• [Task goal] Print out each entry below exactly, please.

(Data entries)
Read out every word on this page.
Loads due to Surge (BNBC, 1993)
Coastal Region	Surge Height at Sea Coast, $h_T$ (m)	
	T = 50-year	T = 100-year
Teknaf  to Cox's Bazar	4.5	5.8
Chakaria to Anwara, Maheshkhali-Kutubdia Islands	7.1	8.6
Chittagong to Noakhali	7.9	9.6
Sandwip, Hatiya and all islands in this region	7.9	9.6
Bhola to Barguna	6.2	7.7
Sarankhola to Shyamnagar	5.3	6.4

• [Task result]
Read out every word on this page.
Loads due to Surge (BNBC, 1993)
Coastal Region	Surge Height at Sea Coast, $h_T$ (m)	
	T = 50-year	T = 100-year
Teknaf  to Cox's Bazar	4.5	5.8
Chakaria to Anwara, Maheshkhali-Kutubdia Islands	7.1	8.6
Chittagong to Noakhali	7.9	9.6
Sandwip, Hatiya and all islands in this region	7.9	9.6
Bhola to Barguna	6.2	7.7
Sarankhola to Shyamnagar	5.3	6.4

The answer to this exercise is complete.